# Work required
Gather each line in the entries that includes the string "content".

** start Dataset records **

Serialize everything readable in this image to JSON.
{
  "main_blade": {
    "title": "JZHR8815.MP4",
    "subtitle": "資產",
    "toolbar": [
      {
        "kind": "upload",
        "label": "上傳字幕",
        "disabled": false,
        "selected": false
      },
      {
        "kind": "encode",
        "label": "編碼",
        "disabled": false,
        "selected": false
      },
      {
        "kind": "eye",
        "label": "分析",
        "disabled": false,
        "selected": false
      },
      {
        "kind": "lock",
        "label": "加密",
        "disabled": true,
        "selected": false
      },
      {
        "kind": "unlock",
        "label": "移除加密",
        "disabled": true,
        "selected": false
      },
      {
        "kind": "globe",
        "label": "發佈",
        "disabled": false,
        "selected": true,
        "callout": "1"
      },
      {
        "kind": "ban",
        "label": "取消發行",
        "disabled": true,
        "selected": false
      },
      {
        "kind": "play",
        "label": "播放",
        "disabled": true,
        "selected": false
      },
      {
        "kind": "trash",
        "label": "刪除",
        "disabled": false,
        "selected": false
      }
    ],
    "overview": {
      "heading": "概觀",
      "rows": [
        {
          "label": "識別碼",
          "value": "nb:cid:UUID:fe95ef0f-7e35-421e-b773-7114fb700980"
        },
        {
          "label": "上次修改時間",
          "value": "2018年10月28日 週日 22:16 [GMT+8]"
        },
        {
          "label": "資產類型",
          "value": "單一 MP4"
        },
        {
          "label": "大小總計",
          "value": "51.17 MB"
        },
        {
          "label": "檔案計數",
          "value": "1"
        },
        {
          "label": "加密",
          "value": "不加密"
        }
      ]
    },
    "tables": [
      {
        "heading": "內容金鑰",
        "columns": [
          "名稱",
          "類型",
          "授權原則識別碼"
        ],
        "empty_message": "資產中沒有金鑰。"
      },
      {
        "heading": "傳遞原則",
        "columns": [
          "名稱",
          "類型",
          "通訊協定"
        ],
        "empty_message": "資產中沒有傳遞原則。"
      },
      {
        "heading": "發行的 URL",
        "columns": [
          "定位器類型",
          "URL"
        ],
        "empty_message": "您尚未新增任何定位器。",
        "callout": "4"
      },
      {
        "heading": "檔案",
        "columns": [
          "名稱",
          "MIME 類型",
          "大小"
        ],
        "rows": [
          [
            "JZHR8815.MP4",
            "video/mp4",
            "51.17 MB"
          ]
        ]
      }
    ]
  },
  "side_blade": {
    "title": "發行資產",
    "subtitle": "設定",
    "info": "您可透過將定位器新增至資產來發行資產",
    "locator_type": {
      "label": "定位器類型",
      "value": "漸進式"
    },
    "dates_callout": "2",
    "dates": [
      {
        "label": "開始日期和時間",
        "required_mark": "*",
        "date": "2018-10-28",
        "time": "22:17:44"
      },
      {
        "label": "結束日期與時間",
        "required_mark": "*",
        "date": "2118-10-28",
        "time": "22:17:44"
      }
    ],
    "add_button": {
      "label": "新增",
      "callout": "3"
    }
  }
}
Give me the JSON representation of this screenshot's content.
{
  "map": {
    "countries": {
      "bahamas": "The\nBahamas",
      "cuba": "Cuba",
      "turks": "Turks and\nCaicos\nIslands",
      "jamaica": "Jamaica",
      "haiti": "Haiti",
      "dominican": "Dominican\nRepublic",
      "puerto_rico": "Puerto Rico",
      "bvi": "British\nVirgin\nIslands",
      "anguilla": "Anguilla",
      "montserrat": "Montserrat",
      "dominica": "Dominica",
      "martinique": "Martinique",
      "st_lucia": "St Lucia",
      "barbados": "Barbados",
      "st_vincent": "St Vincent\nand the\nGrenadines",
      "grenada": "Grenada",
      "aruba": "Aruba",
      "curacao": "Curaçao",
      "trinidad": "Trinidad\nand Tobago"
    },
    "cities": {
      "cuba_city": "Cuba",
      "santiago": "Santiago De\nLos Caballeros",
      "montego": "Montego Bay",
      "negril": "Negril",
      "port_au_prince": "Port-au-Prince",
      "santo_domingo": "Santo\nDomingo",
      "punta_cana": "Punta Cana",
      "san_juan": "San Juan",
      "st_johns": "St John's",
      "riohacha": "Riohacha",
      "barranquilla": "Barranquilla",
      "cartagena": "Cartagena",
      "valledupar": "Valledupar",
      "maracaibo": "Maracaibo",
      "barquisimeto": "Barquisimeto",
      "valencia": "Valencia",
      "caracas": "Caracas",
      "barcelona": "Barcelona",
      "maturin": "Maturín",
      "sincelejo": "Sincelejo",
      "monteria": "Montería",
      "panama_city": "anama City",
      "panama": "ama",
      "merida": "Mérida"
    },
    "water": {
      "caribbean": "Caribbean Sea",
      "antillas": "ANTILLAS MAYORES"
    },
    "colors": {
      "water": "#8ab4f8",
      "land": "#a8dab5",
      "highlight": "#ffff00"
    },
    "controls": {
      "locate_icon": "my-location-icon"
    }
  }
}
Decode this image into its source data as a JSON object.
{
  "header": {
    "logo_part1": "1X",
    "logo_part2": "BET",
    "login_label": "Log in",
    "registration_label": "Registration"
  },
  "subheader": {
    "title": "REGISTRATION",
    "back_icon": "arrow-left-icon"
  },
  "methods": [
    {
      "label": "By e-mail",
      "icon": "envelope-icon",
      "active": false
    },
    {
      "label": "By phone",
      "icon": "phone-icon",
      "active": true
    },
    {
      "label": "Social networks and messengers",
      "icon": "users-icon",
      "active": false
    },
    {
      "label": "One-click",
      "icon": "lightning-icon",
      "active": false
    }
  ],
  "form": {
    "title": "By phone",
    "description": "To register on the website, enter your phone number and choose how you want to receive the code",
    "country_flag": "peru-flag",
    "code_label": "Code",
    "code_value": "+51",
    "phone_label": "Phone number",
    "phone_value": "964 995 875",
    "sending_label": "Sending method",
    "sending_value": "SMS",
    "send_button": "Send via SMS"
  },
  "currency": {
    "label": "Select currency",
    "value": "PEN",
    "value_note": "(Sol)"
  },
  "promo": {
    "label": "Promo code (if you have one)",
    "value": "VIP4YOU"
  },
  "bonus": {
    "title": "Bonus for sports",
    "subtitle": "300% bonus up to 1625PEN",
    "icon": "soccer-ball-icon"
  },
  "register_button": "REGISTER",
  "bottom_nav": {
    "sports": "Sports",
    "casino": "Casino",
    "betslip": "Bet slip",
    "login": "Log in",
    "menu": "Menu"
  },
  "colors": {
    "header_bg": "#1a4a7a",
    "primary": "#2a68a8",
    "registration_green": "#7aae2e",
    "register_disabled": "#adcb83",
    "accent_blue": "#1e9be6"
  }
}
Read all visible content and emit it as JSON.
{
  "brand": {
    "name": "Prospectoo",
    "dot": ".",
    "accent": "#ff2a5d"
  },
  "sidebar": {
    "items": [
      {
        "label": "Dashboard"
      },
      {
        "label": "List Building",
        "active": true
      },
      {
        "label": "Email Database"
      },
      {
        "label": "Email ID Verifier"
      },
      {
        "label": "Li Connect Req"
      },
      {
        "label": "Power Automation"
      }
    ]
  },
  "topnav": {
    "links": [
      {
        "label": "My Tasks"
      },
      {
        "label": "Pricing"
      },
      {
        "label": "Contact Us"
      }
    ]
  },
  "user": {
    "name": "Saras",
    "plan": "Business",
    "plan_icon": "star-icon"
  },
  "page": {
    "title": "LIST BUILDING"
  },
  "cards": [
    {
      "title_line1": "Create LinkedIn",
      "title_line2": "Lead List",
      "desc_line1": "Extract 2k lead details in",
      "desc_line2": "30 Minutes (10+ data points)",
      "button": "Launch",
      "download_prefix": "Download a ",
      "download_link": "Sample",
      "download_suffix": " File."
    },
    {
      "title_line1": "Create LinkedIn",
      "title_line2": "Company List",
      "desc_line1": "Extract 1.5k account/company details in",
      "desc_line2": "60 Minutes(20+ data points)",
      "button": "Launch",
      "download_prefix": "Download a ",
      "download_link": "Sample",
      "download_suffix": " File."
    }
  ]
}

** end Dataset records **

# Solution for this exercise
Give me the JSON representation of this screenshot's content.
Read all visible content and emit it as JSON.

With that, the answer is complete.